*SET EXERCISE*
Omit images. Retype all entries verbatim.

*DATA EXCERPTS*
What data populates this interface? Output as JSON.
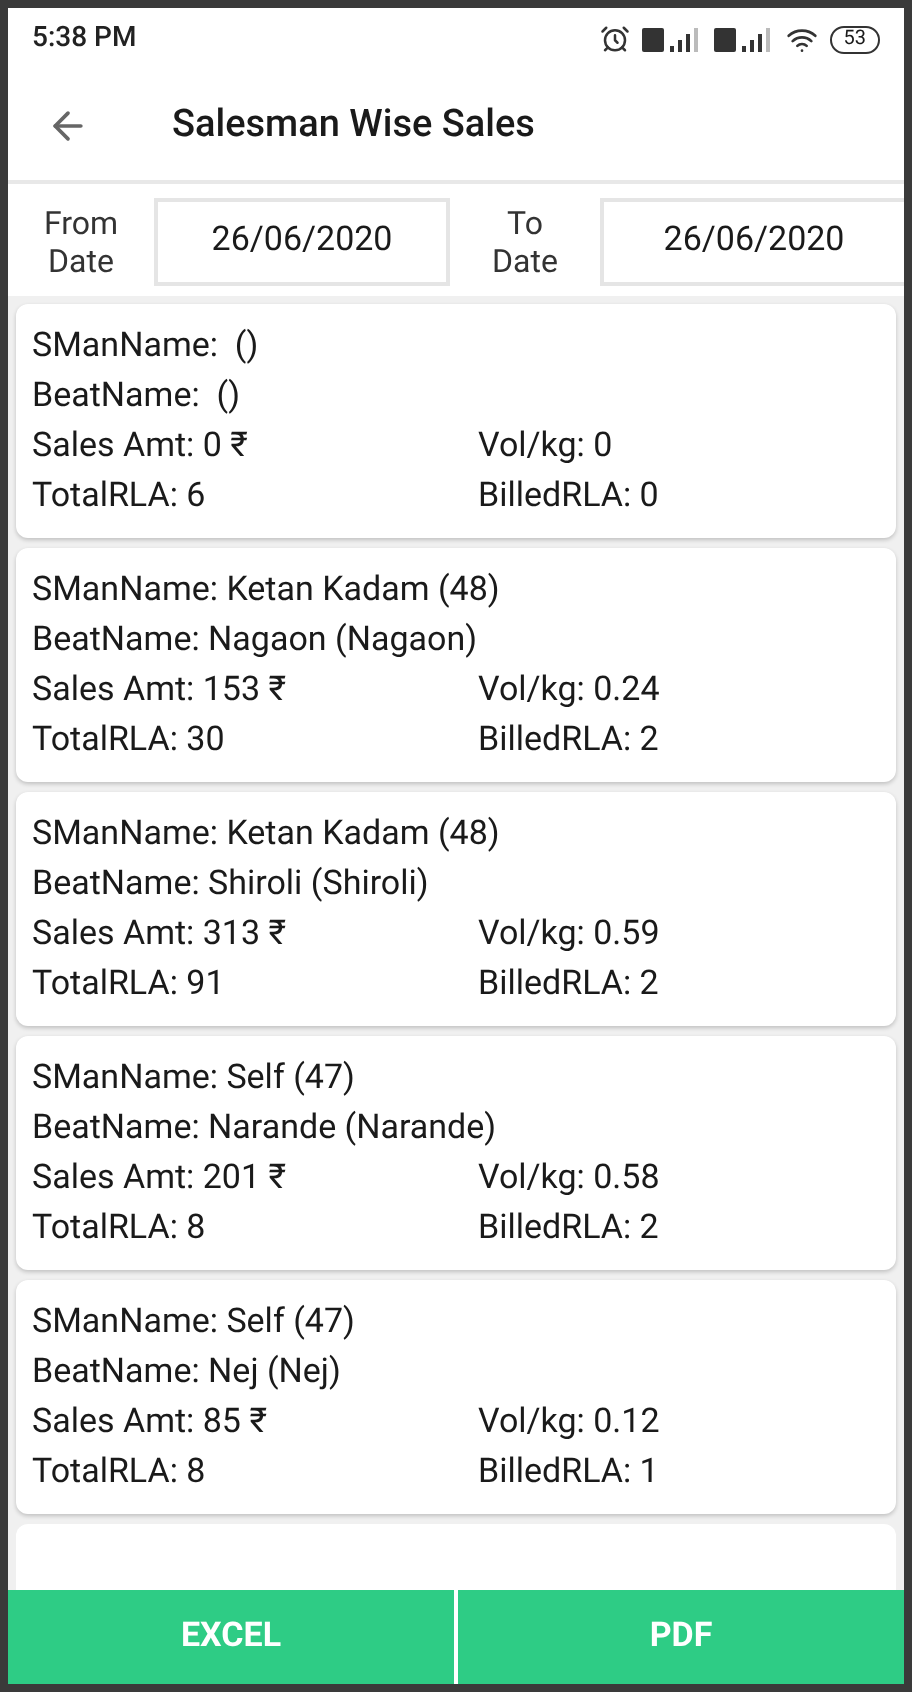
{
  "status_bar": {
    "time": "5:38 PM",
    "battery": "53"
  },
  "header": {
    "title": "Salesman Wise Sales"
  },
  "date_filter": {
    "from_label": "From Date",
    "from_value": "26/06/2020",
    "to_label": "To Date",
    "to_value": "26/06/2020"
  },
  "records": [
    {
      "sman_name": "SManName:  ()",
      "beat_name": "BeatName:  ()",
      "sales_amt": "Sales Amt: 0 ₹",
      "vol": "Vol/kg: 0",
      "total_rla": "TotalRLA: 6",
      "billed_rla": "BilledRLA: 0"
    },
    {
      "sman_name": "SManName: Ketan Kadam (48)",
      "beat_name": "BeatName: Nagaon (Nagaon)",
      "sales_amt": "Sales Amt: 153 ₹",
      "vol": "Vol/kg: 0.24",
      "total_rla": "TotalRLA: 30",
      "billed_rla": "BilledRLA: 2"
    },
    {
      "sman_name": "SManName: Ketan Kadam (48)",
      "beat_name": "BeatName: Shiroli (Shiroli)",
      "sales_amt": "Sales Amt: 313 ₹",
      "vol": "Vol/kg: 0.59",
      "total_rla": "TotalRLA: 91",
      "billed_rla": "BilledRLA: 2"
    },
    {
      "sman_name": "SManName: Self (47)",
      "beat_name": "BeatName: Narande (Narande)",
      "sales_amt": "Sales Amt: 201 ₹",
      "vol": "Vol/kg: 0.58",
      "total_rla": "TotalRLA: 8",
      "billed_rla": "BilledRLA: 2"
    },
    {
      "sman_name": "SManName: Self (47)",
      "beat_name": "BeatName: Nej (Nej)",
      "sales_amt": "Sales Amt: 85 ₹",
      "vol": "Vol/kg: 0.12",
      "total_rla": "TotalRLA: 8",
      "billed_rla": "BilledRLA: 1"
    }
  ],
  "buttons": [
    "EXCEL",
    "PDF"
  ]
}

*RESPONSE TO THIS EXERCISE*
What data populates this interface? Output as JSON.
{
  "status_bar": {
    "time": "5:38 PM",
    "battery": "53"
  },
  "header": {
    "title": "Salesman Wise Sales"
  },
  "date_filter": {
    "from_label": "From Date",
    "from_value": "26/06/2020",
    "to_label": "To Date",
    "to_value": "26/06/2020"
  },
  "records": [
    {
      "sman_name": "SManName:  ()",
      "beat_name": "BeatName:  ()",
      "sales_amt": "Sales Amt: 0 ₹",
      "vol": "Vol/kg: 0",
      "total_rla": "TotalRLA: 6",
      "billed_rla": "BilledRLA: 0"
    },
    {
      "sman_name": "SManName: Ketan Kadam (48)",
      "beat_name": "BeatName: Nagaon (Nagaon)",
      "sales_amt": "Sales Amt: 153 ₹",
      "vol": "Vol/kg: 0.24",
      "total_rla": "TotalRLA: 30",
      "billed_rla": "BilledRLA: 2"
    },
    {
      "sman_name": "SManName: Ketan Kadam (48)",
      "beat_name": "BeatName: Shiroli (Shiroli)",
      "sales_amt": "Sales Amt: 313 ₹",
      "vol": "Vol/kg: 0.59",
      "total_rla": "TotalRLA: 91",
      "billed_rla": "BilledRLA: 2"
    },
    {
      "sman_name": "SManName: Self (47)",
      "beat_name": "BeatName: Narande (Narande)",
      "sales_amt": "Sales Amt: 201 ₹",
      "vol": "Vol/kg: 0.58",
      "total_rla": "TotalRLA: 8",
      "billed_rla": "BilledRLA: 2"
    },
    {
      "sman_name": "SManName: Self (47)",
      "beat_name": "BeatName: Nej (Nej)",
      "sales_amt": "Sales Amt: 85 ₹",
      "vol": "Vol/kg: 0.12",
      "total_rla": "TotalRLA: 8",
      "billed_rla": "BilledRLA: 1"
    }
  ],
  "buttons": [
    "EXCEL",
    "PDF"
  ]
}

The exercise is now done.